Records
= = = =
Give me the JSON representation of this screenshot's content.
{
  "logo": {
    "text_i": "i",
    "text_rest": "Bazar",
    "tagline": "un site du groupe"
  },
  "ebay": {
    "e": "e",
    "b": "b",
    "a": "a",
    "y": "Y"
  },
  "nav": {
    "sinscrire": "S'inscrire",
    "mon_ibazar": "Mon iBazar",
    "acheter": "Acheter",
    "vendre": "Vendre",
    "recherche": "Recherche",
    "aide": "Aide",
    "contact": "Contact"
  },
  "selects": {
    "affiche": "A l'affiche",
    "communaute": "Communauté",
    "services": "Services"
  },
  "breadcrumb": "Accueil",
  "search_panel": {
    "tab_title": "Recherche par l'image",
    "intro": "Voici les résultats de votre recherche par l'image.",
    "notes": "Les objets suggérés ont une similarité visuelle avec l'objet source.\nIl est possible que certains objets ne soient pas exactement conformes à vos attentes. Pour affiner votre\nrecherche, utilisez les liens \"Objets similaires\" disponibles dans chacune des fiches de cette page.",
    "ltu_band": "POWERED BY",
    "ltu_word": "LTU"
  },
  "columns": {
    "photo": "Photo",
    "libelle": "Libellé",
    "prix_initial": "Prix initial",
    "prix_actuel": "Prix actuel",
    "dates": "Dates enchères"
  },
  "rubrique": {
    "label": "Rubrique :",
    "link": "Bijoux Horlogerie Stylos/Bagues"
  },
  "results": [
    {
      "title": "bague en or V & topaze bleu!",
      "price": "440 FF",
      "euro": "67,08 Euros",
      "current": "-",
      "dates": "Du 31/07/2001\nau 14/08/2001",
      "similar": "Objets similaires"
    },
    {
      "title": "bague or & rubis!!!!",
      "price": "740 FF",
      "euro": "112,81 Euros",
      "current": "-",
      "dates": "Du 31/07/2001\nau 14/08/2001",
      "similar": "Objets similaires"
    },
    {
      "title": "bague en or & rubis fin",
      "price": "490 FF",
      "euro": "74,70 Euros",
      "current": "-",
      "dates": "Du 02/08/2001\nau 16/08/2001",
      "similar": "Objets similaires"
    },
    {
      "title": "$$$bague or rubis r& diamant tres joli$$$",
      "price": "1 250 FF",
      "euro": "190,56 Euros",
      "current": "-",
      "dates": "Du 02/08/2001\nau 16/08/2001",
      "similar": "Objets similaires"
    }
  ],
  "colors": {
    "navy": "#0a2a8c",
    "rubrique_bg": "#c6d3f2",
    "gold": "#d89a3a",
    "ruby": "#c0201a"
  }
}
= = = =
Every line above needs to be retyped exactly.

Give me the JSON representation of this screenshot's content.
{
  "logo": {
    "text_i": "i",
    "text_rest": "Bazar",
    "tagline": "un site du groupe"
  },
  "ebay": {
    "e": "e",
    "b": "b",
    "a": "a",
    "y": "Y"
  },
  "nav": {
    "sinscrire": "S'inscrire",
    "mon_ibazar": "Mon iBazar",
    "acheter": "Acheter",
    "vendre": "Vendre",
    "recherche": "Recherche",
    "aide": "Aide",
    "contact": "Contact"
  },
  "selects": {
    "affiche": "A l'affiche",
    "communaute": "Communauté",
    "services": "Services"
  },
  "breadcrumb": "Accueil",
  "search_panel": {
    "tab_title": "Recherche par l'image",
    "intro": "Voici les résultats de votre recherche par l'image.",
    "notes": "Les objets suggérés ont une similarité visuelle avec l'objet source.\nIl est possible que certains objets ne soient pas exactement conformes à vos attentes. Pour affiner votre\nrecherche, utilisez les liens \"Objets similaires\" disponibles dans chacune des fiches de cette page.",
    "ltu_band": "POWERED BY",
    "ltu_word": "LTU"
  },
  "columns": {
    "photo": "Photo",
    "libelle": "Libellé",
    "prix_initial": "Prix initial",
    "prix_actuel": "Prix actuel",
    "dates": "Dates enchères"
  },
  "rubrique": {
    "label": "Rubrique :",
    "link": "Bijoux Horlogerie Stylos/Bagues"
  },
  "results": [
    {
      "title": "bague en or V & topaze bleu!",
      "price": "440 FF",
      "euro": "67,08 Euros",
      "current": "-",
      "dates": "Du 31/07/2001\nau 14/08/2001",
      "similar": "Objets similaires"
    },
    {
      "title": "bague or & rubis!!!!",
      "price": "740 FF",
      "euro": "112,81 Euros",
      "current": "-",
      "dates": "Du 31/07/2001\nau 14/08/2001",
      "similar": "Objets similaires"
    },
    {
      "title": "bague en or & rubis fin",
      "price": "490 FF",
      "euro": "74,70 Euros",
      "current": "-",
      "dates": "Du 02/08/2001\nau 16/08/2001",
      "similar": "Objets similaires"
    },
    {
      "title": "$$$bague or rubis r& diamant tres joli$$$",
      "price": "1 250 FF",
      "euro": "190,56 Euros",
      "current": "-",
      "dates": "Du 02/08/2001\nau 16/08/2001",
      "similar": "Objets similaires"
    }
  ],
  "colors": {
    "navy": "#0a2a8c",
    "rubrique_bg": "#c6d3f2",
    "gold": "#d89a3a",
    "ruby": "#c0201a"
  }
}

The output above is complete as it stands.